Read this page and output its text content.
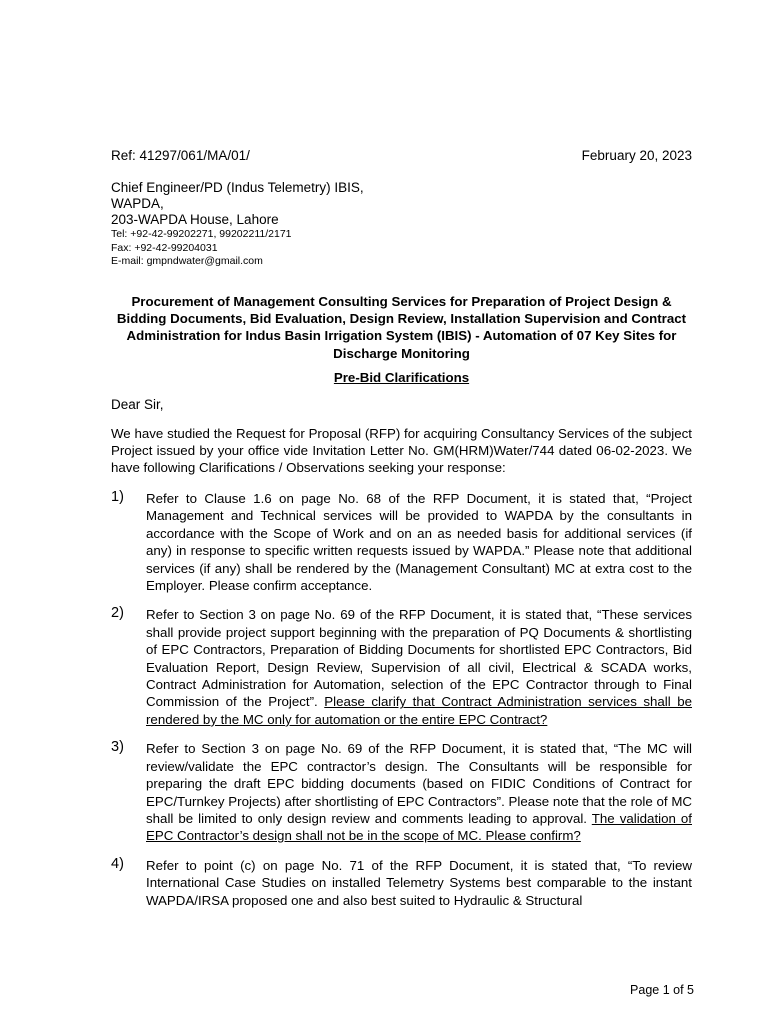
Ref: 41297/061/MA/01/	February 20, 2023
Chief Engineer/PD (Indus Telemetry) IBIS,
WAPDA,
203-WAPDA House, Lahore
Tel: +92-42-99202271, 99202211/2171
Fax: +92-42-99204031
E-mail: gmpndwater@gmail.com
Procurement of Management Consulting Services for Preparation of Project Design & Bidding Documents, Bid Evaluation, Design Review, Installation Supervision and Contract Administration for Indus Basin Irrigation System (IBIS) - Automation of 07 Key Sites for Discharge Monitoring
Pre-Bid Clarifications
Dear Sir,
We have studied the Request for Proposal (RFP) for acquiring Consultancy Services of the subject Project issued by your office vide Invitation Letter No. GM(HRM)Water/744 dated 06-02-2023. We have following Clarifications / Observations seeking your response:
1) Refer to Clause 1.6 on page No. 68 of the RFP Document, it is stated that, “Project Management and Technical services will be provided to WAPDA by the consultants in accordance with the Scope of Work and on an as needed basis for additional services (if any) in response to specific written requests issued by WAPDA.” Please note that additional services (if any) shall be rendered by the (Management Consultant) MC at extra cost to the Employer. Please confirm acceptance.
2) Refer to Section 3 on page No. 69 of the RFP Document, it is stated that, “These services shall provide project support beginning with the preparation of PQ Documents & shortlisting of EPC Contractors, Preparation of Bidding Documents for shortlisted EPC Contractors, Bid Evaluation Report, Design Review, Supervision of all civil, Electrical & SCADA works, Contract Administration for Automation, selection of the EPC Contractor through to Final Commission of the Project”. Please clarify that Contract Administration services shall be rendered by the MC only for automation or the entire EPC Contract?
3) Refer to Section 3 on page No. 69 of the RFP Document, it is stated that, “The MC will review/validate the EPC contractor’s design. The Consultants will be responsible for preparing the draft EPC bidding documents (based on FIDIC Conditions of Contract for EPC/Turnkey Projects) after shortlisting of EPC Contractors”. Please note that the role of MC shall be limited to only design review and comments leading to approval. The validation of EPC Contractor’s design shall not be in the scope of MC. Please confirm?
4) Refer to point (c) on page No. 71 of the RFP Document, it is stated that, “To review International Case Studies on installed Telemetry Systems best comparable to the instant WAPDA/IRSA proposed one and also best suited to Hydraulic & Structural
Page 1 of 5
--
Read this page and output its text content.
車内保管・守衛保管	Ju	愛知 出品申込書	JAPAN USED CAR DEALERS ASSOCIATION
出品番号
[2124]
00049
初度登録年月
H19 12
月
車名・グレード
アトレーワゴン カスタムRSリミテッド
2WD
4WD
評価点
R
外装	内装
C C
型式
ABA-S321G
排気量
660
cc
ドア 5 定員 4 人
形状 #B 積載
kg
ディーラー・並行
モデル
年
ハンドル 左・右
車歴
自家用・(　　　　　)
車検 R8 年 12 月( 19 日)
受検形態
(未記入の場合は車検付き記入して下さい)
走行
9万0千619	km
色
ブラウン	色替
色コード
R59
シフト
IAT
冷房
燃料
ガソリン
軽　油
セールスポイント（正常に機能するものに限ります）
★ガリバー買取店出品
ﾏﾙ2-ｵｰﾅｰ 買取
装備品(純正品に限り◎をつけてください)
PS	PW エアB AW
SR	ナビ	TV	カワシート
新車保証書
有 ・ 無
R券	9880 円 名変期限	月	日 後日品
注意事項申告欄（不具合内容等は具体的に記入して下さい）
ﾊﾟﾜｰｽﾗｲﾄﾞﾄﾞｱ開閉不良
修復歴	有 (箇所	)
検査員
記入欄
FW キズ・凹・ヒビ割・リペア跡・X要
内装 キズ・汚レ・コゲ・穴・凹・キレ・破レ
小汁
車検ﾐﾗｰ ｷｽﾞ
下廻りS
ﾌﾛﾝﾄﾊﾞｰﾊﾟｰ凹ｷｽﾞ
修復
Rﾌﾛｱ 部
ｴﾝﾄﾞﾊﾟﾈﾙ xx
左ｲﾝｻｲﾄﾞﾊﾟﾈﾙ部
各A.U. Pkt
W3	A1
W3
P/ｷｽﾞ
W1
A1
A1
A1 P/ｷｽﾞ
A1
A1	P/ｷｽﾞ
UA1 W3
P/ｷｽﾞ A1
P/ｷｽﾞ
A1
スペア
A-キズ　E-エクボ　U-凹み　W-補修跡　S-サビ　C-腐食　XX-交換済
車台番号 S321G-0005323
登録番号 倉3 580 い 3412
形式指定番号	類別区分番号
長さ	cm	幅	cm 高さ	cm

Task goal>
Extract all lines that hold the word "Telemetry".

Solved exercise>
Chief Engineer/PD (Indus Telemetry) IBIS,
4) Refer to point (c) on page No. 71 of the RFP Document, it is stated that, “To review International Case Studies on installed Telemetry Systems best comparable to the instant WAPDA/IRSA proposed one and also best suited to Hydraulic & Structural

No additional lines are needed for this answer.